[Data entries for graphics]
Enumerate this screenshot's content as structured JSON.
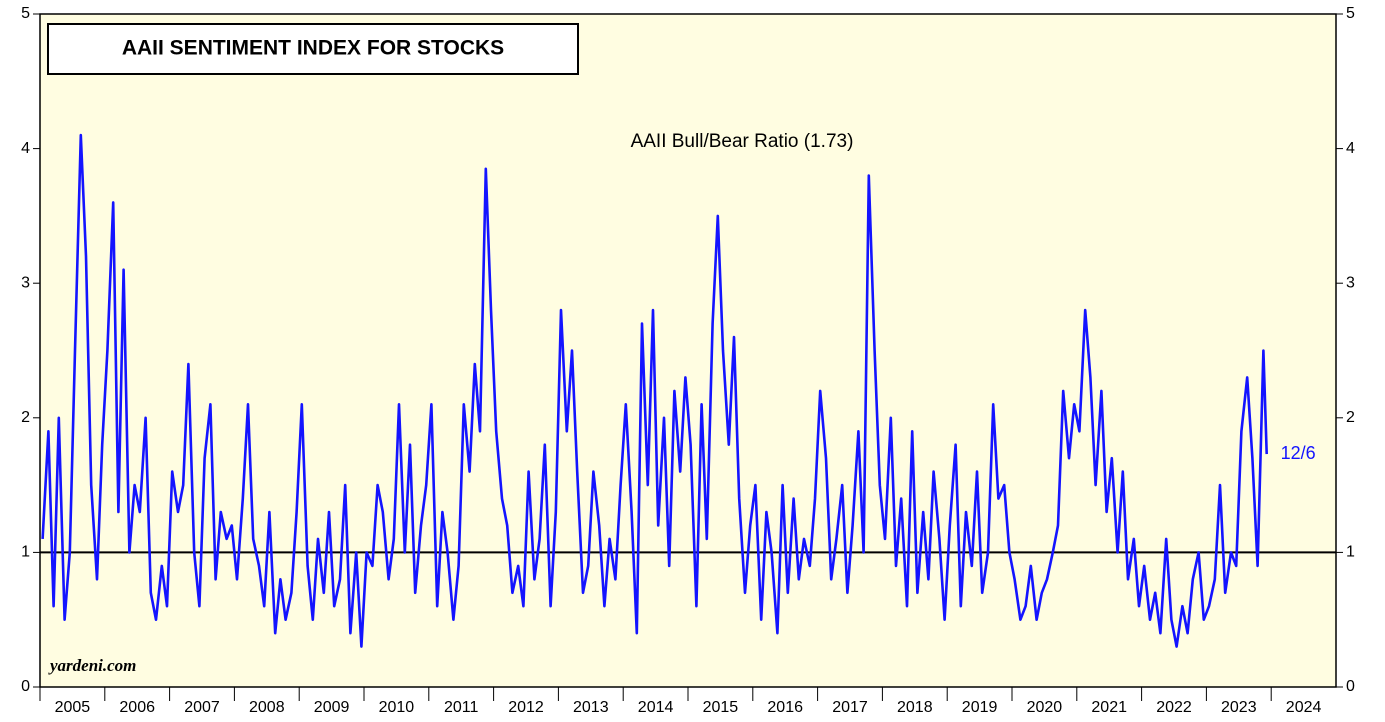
{
  "chart_data": {
    "type": "line",
    "title": "AAII SENTIMENT INDEX FOR STOCKS",
    "source": "yardeni.com",
    "end_label": "12/6",
    "reference_line": 1,
    "background": "#fffde1",
    "xlim": [
      2005,
      2025
    ],
    "xticks": [
      {
        "value": 2005,
        "label": "2005"
      },
      {
        "value": 2006,
        "label": "2006"
      },
      {
        "value": 2007,
        "label": "2007"
      },
      {
        "value": 2008,
        "label": "2008"
      },
      {
        "value": 2009,
        "label": "2009"
      },
      {
        "value": 2010,
        "label": "2010"
      },
      {
        "value": 2011,
        "label": "2011"
      },
      {
        "value": 2012,
        "label": "2012"
      },
      {
        "value": 2013,
        "label": "2013"
      },
      {
        "value": 2014,
        "label": "2014"
      },
      {
        "value": 2015,
        "label": "2015"
      },
      {
        "value": 2016,
        "label": "2016"
      },
      {
        "value": 2017,
        "label": "2017"
      },
      {
        "value": 2018,
        "label": "2018"
      },
      {
        "value": 2019,
        "label": "2019"
      },
      {
        "value": 2020,
        "label": "2020"
      },
      {
        "value": 2021,
        "label": "2021"
      },
      {
        "value": 2022,
        "label": "2022"
      },
      {
        "value": 2023,
        "label": "2023"
      },
      {
        "value": 2024,
        "label": "2024"
      }
    ],
    "ylim": [
      0,
      5
    ],
    "yticks": [
      0,
      1,
      2,
      3,
      4,
      5
    ],
    "series": [
      {
        "name": "AAII Bull/Bear Ratio (1.73)",
        "color": "#1414ff",
        "x": [
          2005.04,
          2005.13,
          2005.21,
          2005.29,
          2005.38,
          2005.46,
          2005.54,
          2005.63,
          2005.71,
          2005.79,
          2005.88,
          2005.96,
          2006.04,
          2006.13,
          2006.21,
          2006.29,
          2006.38,
          2006.46,
          2006.54,
          2006.63,
          2006.71,
          2006.79,
          2006.88,
          2006.96,
          2007.04,
          2007.13,
          2007.21,
          2007.29,
          2007.38,
          2007.46,
          2007.54,
          2007.63,
          2007.71,
          2007.79,
          2007.88,
          2007.96,
          2008.04,
          2008.13,
          2008.21,
          2008.29,
          2008.38,
          2008.46,
          2008.54,
          2008.63,
          2008.71,
          2008.79,
          2008.88,
          2008.96,
          2009.04,
          2009.13,
          2009.21,
          2009.29,
          2009.38,
          2009.46,
          2009.54,
          2009.63,
          2009.71,
          2009.79,
          2009.88,
          2009.96,
          2010.04,
          2010.13,
          2010.21,
          2010.29,
          2010.38,
          2010.46,
          2010.54,
          2010.63,
          2010.71,
          2010.79,
          2010.88,
          2010.96,
          2011.04,
          2011.13,
          2011.21,
          2011.29,
          2011.38,
          2011.46,
          2011.54,
          2011.63,
          2011.71,
          2011.79,
          2011.88,
          2011.96,
          2012.04,
          2012.13,
          2012.21,
          2012.29,
          2012.38,
          2012.46,
          2012.54,
          2012.63,
          2012.71,
          2012.79,
          2012.88,
          2012.96,
          2013.04,
          2013.13,
          2013.21,
          2013.29,
          2013.38,
          2013.46,
          2013.54,
          2013.63,
          2013.71,
          2013.79,
          2013.88,
          2013.96,
          2014.04,
          2014.13,
          2014.21,
          2014.29,
          2014.38,
          2014.46,
          2014.54,
          2014.63,
          2014.71,
          2014.79,
          2014.88,
          2014.96,
          2015.04,
          2015.13,
          2015.21,
          2015.29,
          2015.38,
          2015.46,
          2015.54,
          2015.63,
          2015.71,
          2015.79,
          2015.88,
          2015.96,
          2016.04,
          2016.13,
          2016.21,
          2016.29,
          2016.38,
          2016.46,
          2016.54,
          2016.63,
          2016.71,
          2016.79,
          2016.88,
          2016.96,
          2017.04,
          2017.13,
          2017.21,
          2017.29,
          2017.38,
          2017.46,
          2017.54,
          2017.63,
          2017.71,
          2017.79,
          2017.88,
          2017.96,
          2018.04,
          2018.13,
          2018.21,
          2018.29,
          2018.38,
          2018.46,
          2018.54,
          2018.63,
          2018.71,
          2018.79,
          2018.88,
          2018.96,
          2019.04,
          2019.13,
          2019.21,
          2019.29,
          2019.38,
          2019.46,
          2019.54,
          2019.63,
          2019.71,
          2019.79,
          2019.88,
          2019.96,
          2020.04,
          2020.13,
          2020.21,
          2020.29,
          2020.38,
          2020.46,
          2020.54,
          2020.63,
          2020.71,
          2020.79,
          2020.88,
          2020.96,
          2021.04,
          2021.13,
          2021.21,
          2021.29,
          2021.38,
          2021.46,
          2021.54,
          2021.63,
          2021.71,
          2021.79,
          2021.88,
          2021.96,
          2022.04,
          2022.13,
          2022.21,
          2022.29,
          2022.38,
          2022.46,
          2022.54,
          2022.63,
          2022.71,
          2022.79,
          2022.88,
          2022.96,
          2023.04,
          2023.13,
          2023.21,
          2023.29,
          2023.38,
          2023.46,
          2023.54,
          2023.63,
          2023.71,
          2023.79,
          2023.88,
          2023.93
        ],
        "values": [
          1.1,
          1.9,
          0.6,
          2.0,
          0.5,
          1.0,
          2.5,
          4.1,
          3.2,
          1.5,
          0.8,
          1.8,
          2.5,
          3.6,
          1.3,
          3.1,
          1.0,
          1.5,
          1.3,
          2.0,
          0.7,
          0.5,
          0.9,
          0.6,
          1.6,
          1.3,
          1.5,
          2.4,
          1.0,
          0.6,
          1.7,
          2.1,
          0.8,
          1.3,
          1.1,
          1.2,
          0.8,
          1.4,
          2.1,
          1.1,
          0.9,
          0.6,
          1.3,
          0.4,
          0.8,
          0.5,
          0.7,
          1.3,
          2.1,
          0.9,
          0.5,
          1.1,
          0.7,
          1.3,
          0.6,
          0.8,
          1.5,
          0.4,
          1.0,
          0.3,
          1.0,
          0.9,
          1.5,
          1.3,
          0.8,
          1.1,
          2.1,
          1.0,
          1.8,
          0.7,
          1.2,
          1.5,
          2.1,
          0.6,
          1.3,
          1.0,
          0.5,
          0.9,
          2.1,
          1.6,
          2.4,
          1.9,
          3.85,
          2.8,
          1.9,
          1.4,
          1.2,
          0.7,
          0.9,
          0.6,
          1.6,
          0.8,
          1.1,
          1.8,
          0.6,
          1.3,
          2.8,
          1.9,
          2.5,
          1.6,
          0.7,
          0.9,
          1.6,
          1.2,
          0.6,
          1.1,
          0.8,
          1.5,
          2.1,
          1.3,
          0.4,
          2.7,
          1.5,
          2.8,
          1.2,
          2.0,
          0.9,
          2.2,
          1.6,
          2.3,
          1.8,
          0.6,
          2.1,
          1.1,
          2.7,
          3.5,
          2.5,
          1.8,
          2.6,
          1.4,
          0.7,
          1.2,
          1.5,
          0.5,
          1.3,
          1.0,
          0.4,
          1.5,
          0.7,
          1.4,
          0.8,
          1.1,
          0.9,
          1.4,
          2.2,
          1.7,
          0.8,
          1.1,
          1.5,
          0.7,
          1.2,
          1.9,
          1.0,
          3.8,
          2.5,
          1.5,
          1.1,
          2.0,
          0.9,
          1.4,
          0.6,
          1.9,
          0.7,
          1.3,
          0.8,
          1.6,
          1.1,
          0.5,
          1.2,
          1.8,
          0.6,
          1.3,
          0.9,
          1.6,
          0.7,
          1.0,
          2.1,
          1.4,
          1.5,
          1.0,
          0.8,
          0.5,
          0.6,
          0.9,
          0.5,
          0.7,
          0.8,
          1.0,
          1.2,
          2.2,
          1.7,
          2.1,
          1.9,
          2.8,
          2.3,
          1.5,
          2.2,
          1.3,
          1.7,
          1.0,
          1.6,
          0.8,
          1.1,
          0.6,
          0.9,
          0.5,
          0.7,
          0.4,
          1.1,
          0.5,
          0.3,
          0.6,
          0.4,
          0.8,
          1.0,
          0.5,
          0.6,
          0.8,
          1.5,
          0.7,
          1.0,
          0.9,
          1.9,
          2.3,
          1.7,
          0.9,
          2.5,
          1.73
        ]
      }
    ]
  }
}
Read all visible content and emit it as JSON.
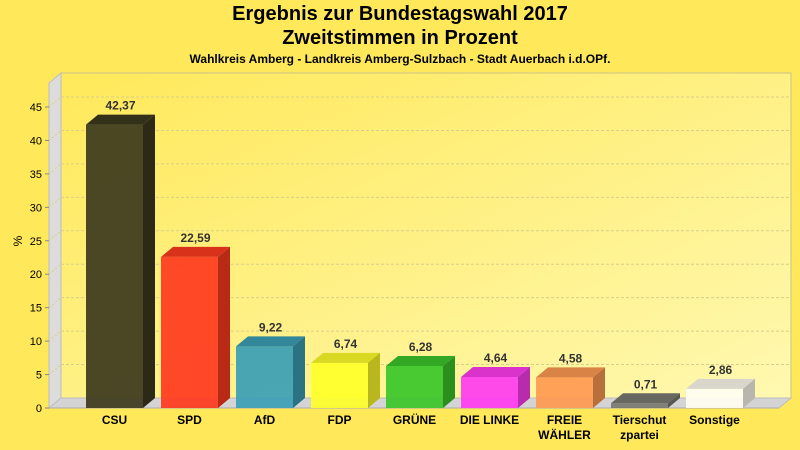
{
  "chart_data": {
    "type": "bar",
    "title": "Ergebnis zur Bundestagswahl 2017",
    "subtitle": "Zweitstimmen in Prozent",
    "subsubtitle": "Wahlkreis Amberg - Landkreis Amberg-Sulzbach - Stadt Auerbach i.d.OPf.",
    "xlabel": "",
    "ylabel": "%",
    "ylim": [
      0,
      45
    ],
    "yticks": [
      0,
      5,
      10,
      15,
      20,
      25,
      30,
      35,
      40,
      45
    ],
    "grid": true,
    "style": "3d",
    "categories": [
      [
        "CSU"
      ],
      [
        "SPD"
      ],
      [
        "AfD"
      ],
      [
        "FDP"
      ],
      [
        "GRÜNE"
      ],
      [
        "DIE LINKE"
      ],
      [
        "FREIE",
        "WÄHLER"
      ],
      [
        "Tierschut",
        "zpartei"
      ],
      [
        "Sonstige"
      ]
    ],
    "values": [
      42.37,
      22.59,
      9.22,
      6.74,
      6.28,
      4.64,
      4.58,
      0.71,
      2.86
    ],
    "value_labels": [
      "42,37",
      "22,59",
      "9,22",
      "6,74",
      "6,28",
      "4,64",
      "4,58",
      "0,71",
      "2,86"
    ],
    "colors": [
      "#3d3a1e",
      "#ff3b1f",
      "#3c9fb6",
      "#ffff2a",
      "#3cc62a",
      "#ff3cf0",
      "#ff9a52",
      "#7a7a72",
      "#fffdf0"
    ]
  }
}
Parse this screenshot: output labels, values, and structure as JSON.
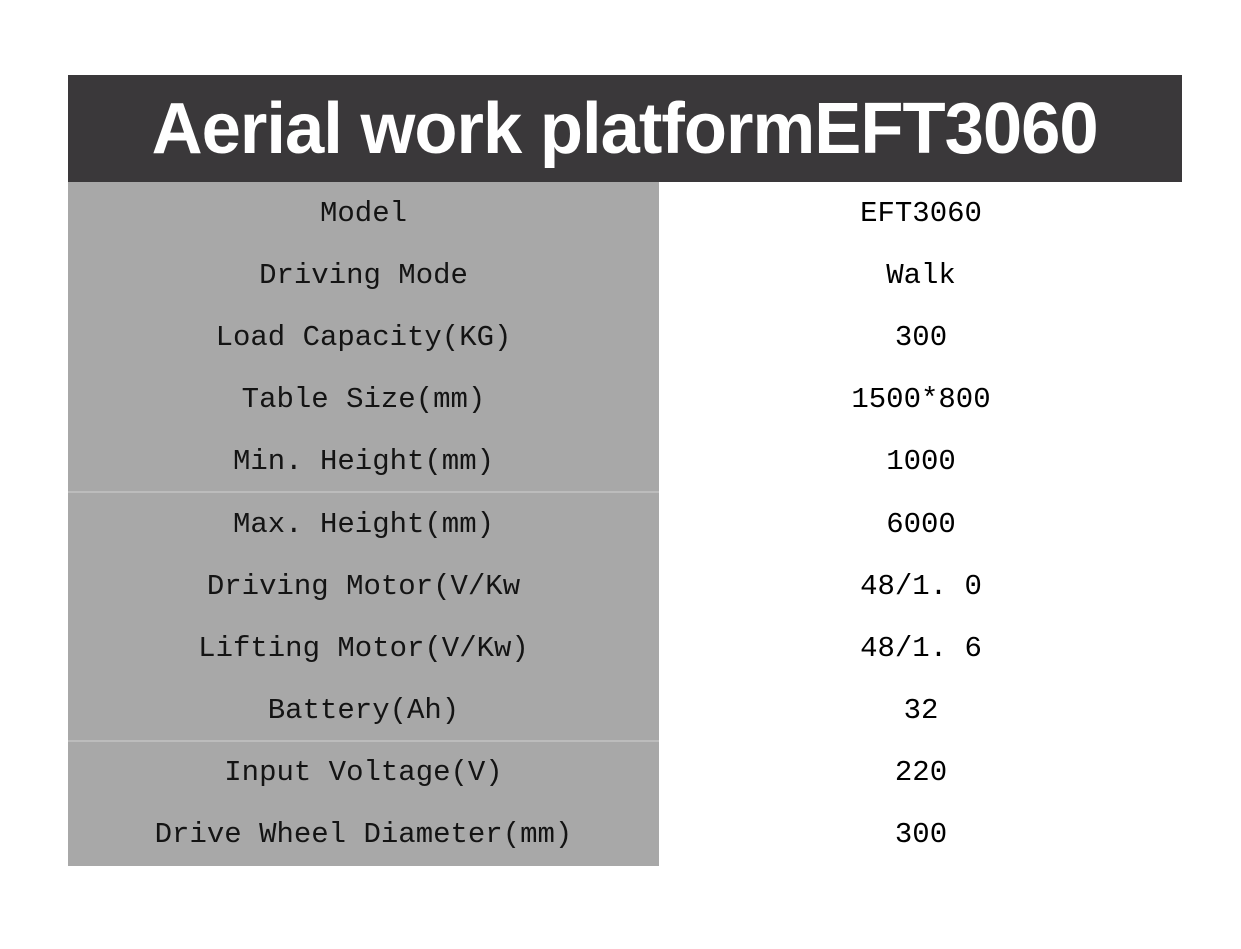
{
  "header": {
    "title": "Aerial work platformEFT3060"
  },
  "table": {
    "rows": [
      {
        "label": "Model",
        "value": "EFT3060",
        "divider_after": false
      },
      {
        "label": "Driving Mode",
        "value": "Walk",
        "divider_after": false
      },
      {
        "label": "Load Capacity(KG)",
        "value": "300",
        "divider_after": false
      },
      {
        "label": "Table Size(mm)",
        "value": "1500*800",
        "divider_after": false
      },
      {
        "label": "Min. Height(mm)",
        "value": "1000",
        "divider_after": true
      },
      {
        "label": "Max. Height(mm)",
        "value": "6000",
        "divider_after": false
      },
      {
        "label": "Driving Motor(V/Kw",
        "value": "48/1. 0",
        "divider_after": false
      },
      {
        "label": "Lifting Motor(V/Kw)",
        "value": "48/1. 6",
        "divider_after": false
      },
      {
        "label": "Battery(Ah)",
        "value": "32",
        "divider_after": true
      },
      {
        "label": "Input Voltage(V)",
        "value": "220",
        "divider_after": false
      },
      {
        "label": "Drive Wheel Diameter(mm)",
        "value": "300",
        "divider_after": false
      }
    ]
  },
  "colors": {
    "header-bg": "#3a383a",
    "header-text": "#ffffff",
    "label-bg": "#a8a8a8",
    "divider": "#bcbcbc",
    "label-text": "#141414",
    "value-text": "#000000",
    "page-bg": "#ffffff"
  }
}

▶ Exercise aim: Search the data for "text" and list every line in which it occurs.

▶ Complete answer:
    "header-text": "#ffffff",
    "label-text": "#141414",
    "value-text": "#000000",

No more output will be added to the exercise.